TASK INPUTS below:
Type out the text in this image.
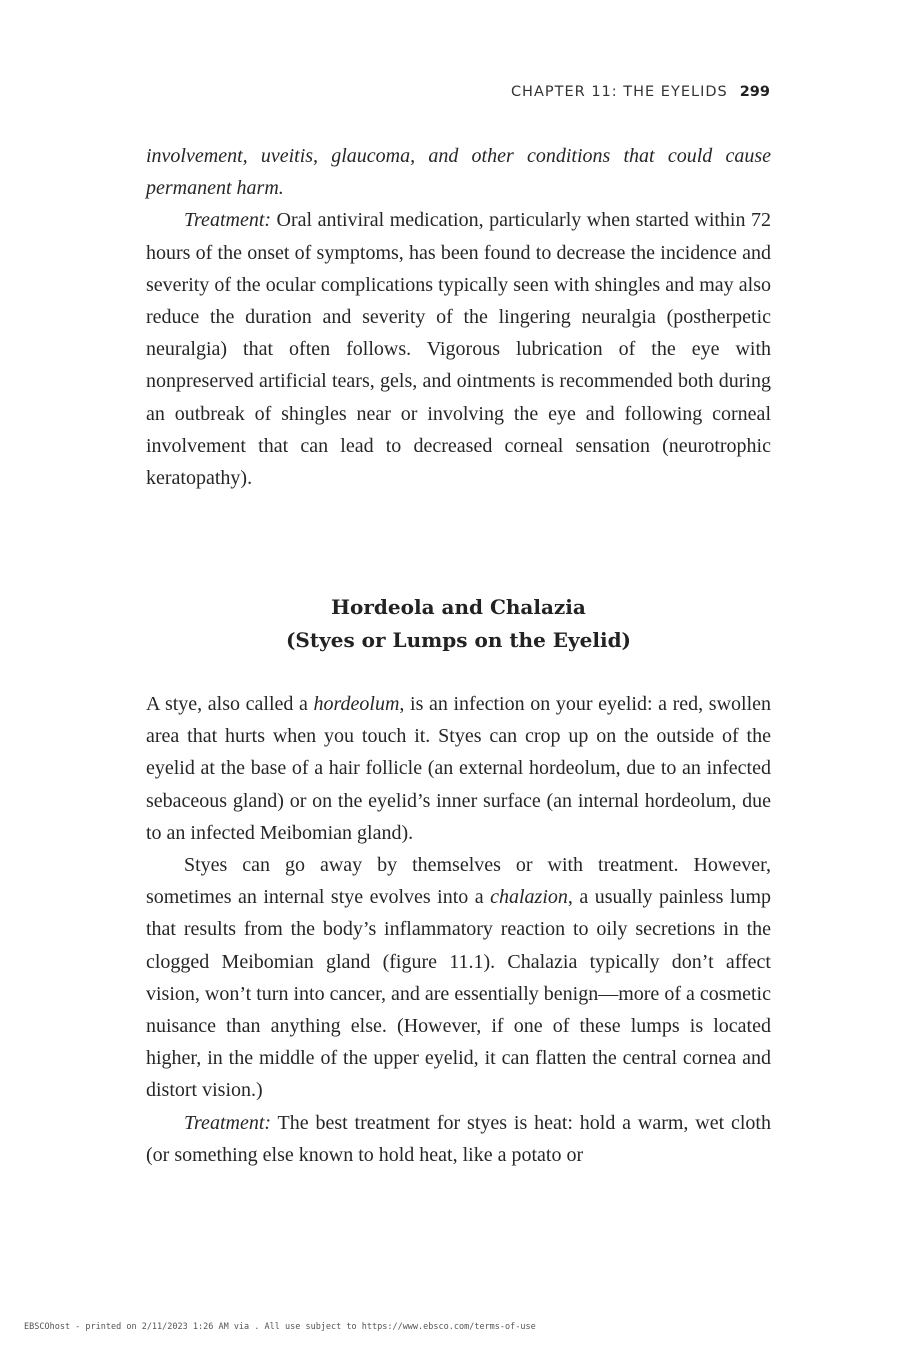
CHAPTER 11: THE EYELIDS 299

involvement, uveitis, glaucoma, and other conditions that could cause permanent harm.

Treatment: Oral antiviral medication, particularly when started within 72 hours of the onset of symptoms, has been found to decrease the incidence and severity of the ocular complications typically seen with shingles and may also reduce the duration and severity of the lingering neuralgia (postherpetic neuralgia) that often follows. Vigorous lubrication of the eye with nonpreserved artificial tears, gels, and ointments is recommended both during an outbreak of shingles near or involving the eye and following corneal involvement that can lead to decreased corneal sensation (neurotrophic keratopathy).

Hordeola and Chalazia
(Styes or Lumps on the Eyelid)

A stye, also called a hordeolum, is an infection on your eyelid: a red, swollen area that hurts when you touch it. Styes can crop up on the outside of the eyelid at the base of a hair follicle (an external hordeolum, due to an infected sebaceous gland) or on the eyelid’s inner surface (an internal hordeolum, due to an infected Meibomian gland).

Styes can go away by themselves or with treatment. However, sometimes an internal stye evolves into a chalazion, a usually painless lump that results from the body’s inflammatory reaction to oily secretions in the clogged Meibomian gland (figure 11.1). Chalazia typically don’t affect vision, won’t turn into cancer, and are essentially benign—more of a cosmetic nuisance than anything else. (However, if one of these lumps is located higher, in the middle of the upper eyelid, it can flatten the central cornea and distort vision.)

Treatment: The best treatment for styes is heat: hold a warm, wet cloth (or something else known to hold heat, like a potato or

EBSCOhost - printed on 2/11/2023 1:26 AM via . All use subject to https://www.ebsco.com/terms-of-use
End of TASK INPUTS.
AIM OF THE TASK =>
Would you repeat the entries exactly, keeping the images out?

EXERCISE SOLUTION =>
Type out the text in this image.
CHAPTER 11: THE EYELIDS 299

involvement, uveitis, glaucoma, and other conditions that could cause permanent harm.

Treatment: Oral antiviral medication, particularly when started within 72 hours of the onset of symptoms, has been found to decrease the incidence and severity of the ocular complications typically seen with shingles and may also reduce the duration and severity of the lingering neuralgia (postherpetic neuralgia) that often follows. Vigorous lubrication of the eye with nonpreserved artificial tears, gels, and ointments is recommended both during an outbreak of shingles near or involving the eye and following corneal involvement that can lead to decreased corneal sensation (neurotrophic keratopathy).

Hordeola and Chalazia
(Styes or Lumps on the Eyelid)

A stye, also called a hordeolum, is an infection on your eyelid: a red, swollen area that hurts when you touch it. Styes can crop up on the outside of the eyelid at the base of a hair follicle (an external hordeolum, due to an infected sebaceous gland) or on the eyelid’s inner surface (an internal hordeolum, due to an infected Meibomian gland).

Styes can go away by themselves or with treatment. However, sometimes an internal stye evolves into a chalazion, a usually painless lump that results from the body’s inflammatory reaction to oily secretions in the clogged Meibomian gland (figure 11.1). Chalazia typically don’t affect vision, won’t turn into cancer, and are essentially benign—more of a cosmetic nuisance than anything else. (However, if one of these lumps is located higher, in the middle of the upper eyelid, it can flatten the central cornea and distort vision.)

Treatment: The best treatment for styes is heat: hold a warm, wet cloth (or something else known to hold heat, like a potato or

EBSCOhost - printed on 2/11/2023 1:26 AM via . All use subject to https://www.ebsco.com/terms-of-use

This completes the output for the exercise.